• _PROMPT_: Where a line below holds the string "ylabel", copy that line.

======== DATA LINES

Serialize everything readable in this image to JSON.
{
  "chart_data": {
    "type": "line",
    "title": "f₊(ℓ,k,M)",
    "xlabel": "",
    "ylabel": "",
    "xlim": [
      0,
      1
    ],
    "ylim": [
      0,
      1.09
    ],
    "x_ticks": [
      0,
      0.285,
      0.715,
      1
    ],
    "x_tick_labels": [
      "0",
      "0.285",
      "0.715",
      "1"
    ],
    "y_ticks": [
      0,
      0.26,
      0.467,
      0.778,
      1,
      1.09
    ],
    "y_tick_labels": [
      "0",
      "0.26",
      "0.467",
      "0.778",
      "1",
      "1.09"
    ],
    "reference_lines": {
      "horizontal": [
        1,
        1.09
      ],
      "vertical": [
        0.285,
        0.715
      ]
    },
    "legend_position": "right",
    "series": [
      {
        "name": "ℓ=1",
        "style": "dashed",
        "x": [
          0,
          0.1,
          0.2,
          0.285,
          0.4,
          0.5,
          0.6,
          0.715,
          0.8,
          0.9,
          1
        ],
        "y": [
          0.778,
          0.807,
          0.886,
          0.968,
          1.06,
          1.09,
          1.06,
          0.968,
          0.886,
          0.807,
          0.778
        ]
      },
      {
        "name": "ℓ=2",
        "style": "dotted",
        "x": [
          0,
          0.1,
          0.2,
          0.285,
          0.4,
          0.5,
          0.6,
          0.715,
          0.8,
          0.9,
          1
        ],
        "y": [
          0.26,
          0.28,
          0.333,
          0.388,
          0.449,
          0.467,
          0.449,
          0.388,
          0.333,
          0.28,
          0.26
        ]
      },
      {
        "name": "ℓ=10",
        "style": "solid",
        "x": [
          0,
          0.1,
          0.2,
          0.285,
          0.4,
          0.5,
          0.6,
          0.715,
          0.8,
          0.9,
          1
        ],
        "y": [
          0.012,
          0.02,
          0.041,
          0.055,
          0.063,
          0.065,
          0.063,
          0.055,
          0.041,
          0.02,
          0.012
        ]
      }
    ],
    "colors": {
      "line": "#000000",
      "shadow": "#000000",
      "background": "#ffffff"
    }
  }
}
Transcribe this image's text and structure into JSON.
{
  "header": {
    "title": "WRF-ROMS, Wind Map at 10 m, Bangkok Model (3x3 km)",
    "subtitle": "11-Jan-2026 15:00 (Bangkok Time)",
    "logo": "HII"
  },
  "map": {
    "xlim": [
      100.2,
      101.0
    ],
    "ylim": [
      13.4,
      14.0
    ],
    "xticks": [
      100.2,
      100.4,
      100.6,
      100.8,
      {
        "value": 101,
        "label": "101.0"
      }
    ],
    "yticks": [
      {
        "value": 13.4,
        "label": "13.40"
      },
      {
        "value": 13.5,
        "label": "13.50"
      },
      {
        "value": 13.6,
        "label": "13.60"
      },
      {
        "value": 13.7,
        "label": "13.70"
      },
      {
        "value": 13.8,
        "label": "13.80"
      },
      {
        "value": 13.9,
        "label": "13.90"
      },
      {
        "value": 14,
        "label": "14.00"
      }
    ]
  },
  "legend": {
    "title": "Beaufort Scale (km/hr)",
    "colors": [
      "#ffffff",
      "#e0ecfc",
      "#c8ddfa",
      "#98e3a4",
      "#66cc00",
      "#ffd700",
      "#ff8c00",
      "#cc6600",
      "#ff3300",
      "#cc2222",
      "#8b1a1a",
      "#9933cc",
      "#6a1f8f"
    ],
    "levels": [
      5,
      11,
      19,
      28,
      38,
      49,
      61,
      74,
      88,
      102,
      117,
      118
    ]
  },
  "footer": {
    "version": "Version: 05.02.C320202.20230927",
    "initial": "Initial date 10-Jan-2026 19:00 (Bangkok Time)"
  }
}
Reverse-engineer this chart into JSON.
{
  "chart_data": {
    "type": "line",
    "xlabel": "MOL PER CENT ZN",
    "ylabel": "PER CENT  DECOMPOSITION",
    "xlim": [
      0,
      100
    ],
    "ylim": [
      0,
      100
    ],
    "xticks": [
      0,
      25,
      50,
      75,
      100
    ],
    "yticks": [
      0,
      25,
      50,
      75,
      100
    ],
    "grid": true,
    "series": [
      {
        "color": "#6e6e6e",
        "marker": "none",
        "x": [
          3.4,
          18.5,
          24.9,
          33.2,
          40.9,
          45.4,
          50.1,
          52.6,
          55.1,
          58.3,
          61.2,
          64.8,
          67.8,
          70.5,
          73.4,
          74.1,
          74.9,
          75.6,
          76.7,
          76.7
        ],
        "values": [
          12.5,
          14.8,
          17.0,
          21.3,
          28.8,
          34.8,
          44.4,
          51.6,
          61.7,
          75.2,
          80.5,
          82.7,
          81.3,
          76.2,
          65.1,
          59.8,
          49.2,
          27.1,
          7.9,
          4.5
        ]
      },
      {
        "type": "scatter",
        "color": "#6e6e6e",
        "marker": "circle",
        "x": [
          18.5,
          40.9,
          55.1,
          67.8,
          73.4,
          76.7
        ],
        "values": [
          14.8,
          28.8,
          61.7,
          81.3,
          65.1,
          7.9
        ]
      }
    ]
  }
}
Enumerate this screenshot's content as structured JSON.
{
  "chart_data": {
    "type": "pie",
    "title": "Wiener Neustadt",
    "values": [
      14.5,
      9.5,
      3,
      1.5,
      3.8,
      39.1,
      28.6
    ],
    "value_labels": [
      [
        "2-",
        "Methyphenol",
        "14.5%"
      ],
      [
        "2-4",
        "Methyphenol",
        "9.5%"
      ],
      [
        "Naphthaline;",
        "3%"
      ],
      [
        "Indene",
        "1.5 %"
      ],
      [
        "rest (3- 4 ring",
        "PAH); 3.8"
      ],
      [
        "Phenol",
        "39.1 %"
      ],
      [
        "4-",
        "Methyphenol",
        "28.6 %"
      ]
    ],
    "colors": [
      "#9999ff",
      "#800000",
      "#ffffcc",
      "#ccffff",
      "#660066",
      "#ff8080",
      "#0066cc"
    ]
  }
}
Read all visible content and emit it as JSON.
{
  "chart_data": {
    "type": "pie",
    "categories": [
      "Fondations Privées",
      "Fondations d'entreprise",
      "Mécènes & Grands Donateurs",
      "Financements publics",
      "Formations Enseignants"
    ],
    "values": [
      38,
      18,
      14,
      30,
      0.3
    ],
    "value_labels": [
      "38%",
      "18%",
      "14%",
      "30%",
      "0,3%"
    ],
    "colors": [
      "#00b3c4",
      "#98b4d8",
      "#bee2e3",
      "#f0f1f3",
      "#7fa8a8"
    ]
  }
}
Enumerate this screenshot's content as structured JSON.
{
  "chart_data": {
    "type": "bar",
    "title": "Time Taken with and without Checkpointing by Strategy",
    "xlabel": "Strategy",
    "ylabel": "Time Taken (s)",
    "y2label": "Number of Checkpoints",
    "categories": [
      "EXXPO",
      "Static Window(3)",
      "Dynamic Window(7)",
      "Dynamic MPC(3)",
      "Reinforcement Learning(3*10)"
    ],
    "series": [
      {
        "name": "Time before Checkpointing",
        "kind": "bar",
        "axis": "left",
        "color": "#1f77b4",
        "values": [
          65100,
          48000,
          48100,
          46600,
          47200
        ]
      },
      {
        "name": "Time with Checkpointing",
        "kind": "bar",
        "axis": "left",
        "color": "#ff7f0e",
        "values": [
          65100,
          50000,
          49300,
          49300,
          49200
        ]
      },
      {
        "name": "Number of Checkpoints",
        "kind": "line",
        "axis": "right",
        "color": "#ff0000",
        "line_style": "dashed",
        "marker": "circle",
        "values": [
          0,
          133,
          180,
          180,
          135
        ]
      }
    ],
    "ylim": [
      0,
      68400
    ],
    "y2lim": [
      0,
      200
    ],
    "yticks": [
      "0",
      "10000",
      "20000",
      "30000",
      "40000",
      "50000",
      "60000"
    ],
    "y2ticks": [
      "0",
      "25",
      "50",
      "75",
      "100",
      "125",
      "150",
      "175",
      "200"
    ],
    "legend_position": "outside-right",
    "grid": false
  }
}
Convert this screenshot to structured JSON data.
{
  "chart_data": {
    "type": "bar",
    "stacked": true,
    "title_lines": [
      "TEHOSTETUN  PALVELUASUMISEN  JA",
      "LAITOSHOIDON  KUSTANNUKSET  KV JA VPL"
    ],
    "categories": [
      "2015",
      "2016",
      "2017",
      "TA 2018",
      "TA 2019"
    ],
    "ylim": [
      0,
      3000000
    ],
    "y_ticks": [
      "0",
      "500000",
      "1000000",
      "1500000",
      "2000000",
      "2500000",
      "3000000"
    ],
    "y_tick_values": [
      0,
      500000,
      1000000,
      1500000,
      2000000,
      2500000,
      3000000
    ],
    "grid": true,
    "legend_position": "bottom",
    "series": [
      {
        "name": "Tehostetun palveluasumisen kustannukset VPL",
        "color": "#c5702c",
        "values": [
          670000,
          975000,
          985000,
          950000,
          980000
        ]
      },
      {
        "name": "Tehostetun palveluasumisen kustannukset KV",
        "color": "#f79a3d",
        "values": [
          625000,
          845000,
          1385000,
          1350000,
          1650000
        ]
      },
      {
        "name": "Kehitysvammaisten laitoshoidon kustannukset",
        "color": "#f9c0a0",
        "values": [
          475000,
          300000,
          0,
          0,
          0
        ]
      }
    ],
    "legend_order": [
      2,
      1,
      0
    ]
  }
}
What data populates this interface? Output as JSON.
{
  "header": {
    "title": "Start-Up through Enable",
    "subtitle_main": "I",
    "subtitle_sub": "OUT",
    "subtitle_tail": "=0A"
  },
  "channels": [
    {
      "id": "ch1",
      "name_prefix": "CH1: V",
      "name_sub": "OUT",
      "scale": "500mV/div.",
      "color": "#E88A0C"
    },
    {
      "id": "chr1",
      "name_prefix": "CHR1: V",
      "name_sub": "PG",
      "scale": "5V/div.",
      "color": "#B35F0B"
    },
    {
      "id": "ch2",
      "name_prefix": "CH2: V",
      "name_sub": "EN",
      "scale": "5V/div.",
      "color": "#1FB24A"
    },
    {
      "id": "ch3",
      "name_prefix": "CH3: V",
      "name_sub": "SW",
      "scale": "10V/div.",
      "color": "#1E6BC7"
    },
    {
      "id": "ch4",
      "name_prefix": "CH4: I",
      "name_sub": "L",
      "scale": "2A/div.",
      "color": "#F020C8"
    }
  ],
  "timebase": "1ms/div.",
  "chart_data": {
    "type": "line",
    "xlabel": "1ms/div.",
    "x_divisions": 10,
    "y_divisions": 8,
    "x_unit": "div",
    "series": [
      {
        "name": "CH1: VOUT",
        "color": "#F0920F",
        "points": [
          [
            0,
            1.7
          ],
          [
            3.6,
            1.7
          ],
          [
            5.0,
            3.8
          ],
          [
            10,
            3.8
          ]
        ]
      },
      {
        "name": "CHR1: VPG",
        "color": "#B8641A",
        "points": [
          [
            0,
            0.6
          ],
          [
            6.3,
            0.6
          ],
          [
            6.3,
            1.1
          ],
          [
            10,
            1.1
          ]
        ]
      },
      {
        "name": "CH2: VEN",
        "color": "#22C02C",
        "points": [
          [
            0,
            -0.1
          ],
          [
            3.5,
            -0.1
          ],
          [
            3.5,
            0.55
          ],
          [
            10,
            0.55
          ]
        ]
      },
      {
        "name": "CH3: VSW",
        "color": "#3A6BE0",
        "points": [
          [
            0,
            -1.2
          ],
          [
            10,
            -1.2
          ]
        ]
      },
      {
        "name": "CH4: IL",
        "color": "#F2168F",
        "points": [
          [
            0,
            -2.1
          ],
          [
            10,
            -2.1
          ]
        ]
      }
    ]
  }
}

================

• _EXERCISE RESULT_:
    "ylabel": "",
    "ylabel": "PER CENT  DECOMPOSITION",
    "ylabel": "Time Taken (s)",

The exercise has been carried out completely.